▶ Requirement
From the listing below, extract each entry exactly as written, minus the images.

▶ Entries shown
****************
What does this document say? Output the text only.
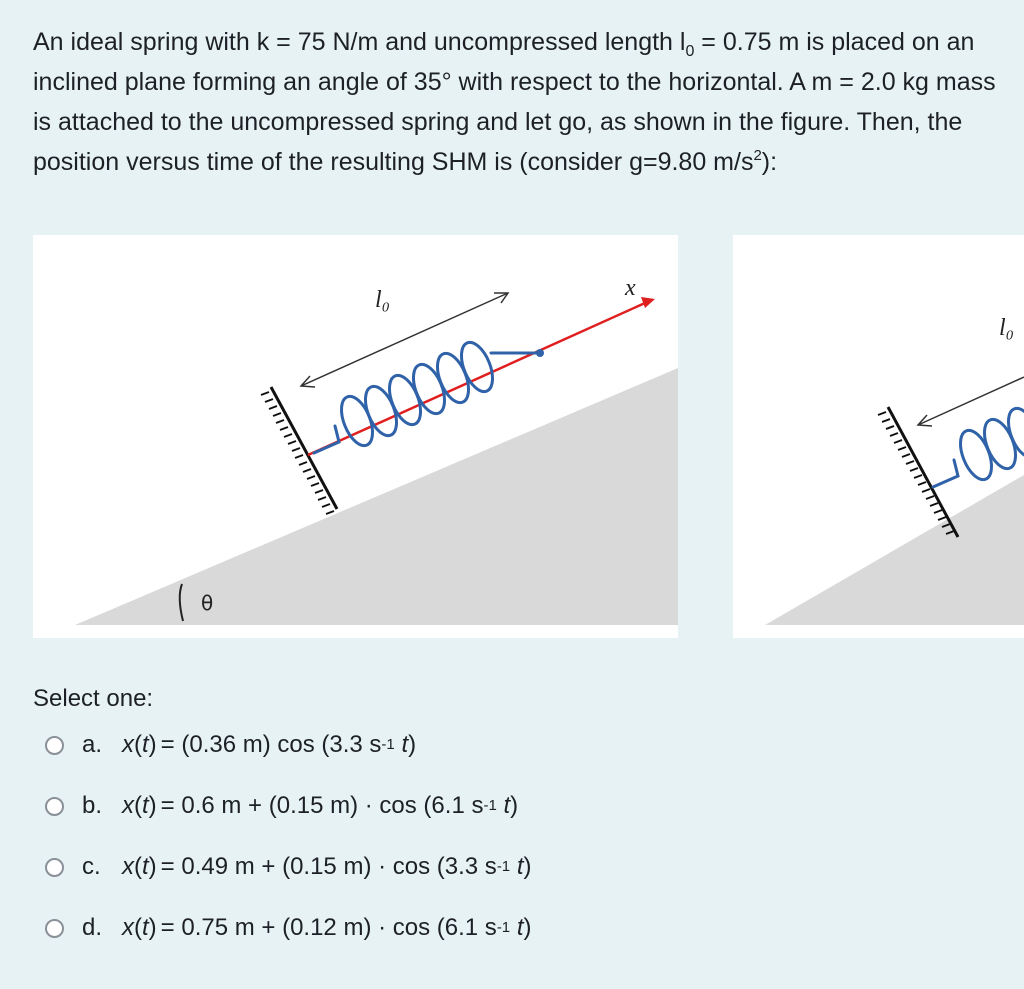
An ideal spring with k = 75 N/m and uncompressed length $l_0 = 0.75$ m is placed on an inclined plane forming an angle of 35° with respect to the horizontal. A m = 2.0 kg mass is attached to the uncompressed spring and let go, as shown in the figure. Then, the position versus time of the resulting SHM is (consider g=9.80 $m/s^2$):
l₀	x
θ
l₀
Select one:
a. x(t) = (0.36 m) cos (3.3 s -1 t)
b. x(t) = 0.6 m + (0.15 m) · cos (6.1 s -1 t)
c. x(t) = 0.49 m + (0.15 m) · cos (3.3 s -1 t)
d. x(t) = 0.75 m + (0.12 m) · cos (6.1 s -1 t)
****************
▶ Finished exercise
What does this document say? Output the text only.
An ideal spring with k = 75 N/m and uncompressed length $l_0 = 0.75$ m is placed on an inclined plane forming an angle of 35° with respect to the horizontal. A m = 2.0 kg mass is attached to the uncompressed spring and let go, as shown in the figure. Then, the position versus time of the resulting SHM is (consider g=9.80 $m/s^2$):
l₀	x
θ
l₀
Select one:
a. x(t) = (0.36 m) cos (3.3 s -1 t)
b. x(t) = 0.6 m + (0.15 m) · cos (6.1 s -1 t)
c. x(t) = 0.49 m + (0.15 m) · cos (3.3 s -1 t)
d. x(t) = 0.75 m + (0.12 m) · cos (6.1 s -1 t)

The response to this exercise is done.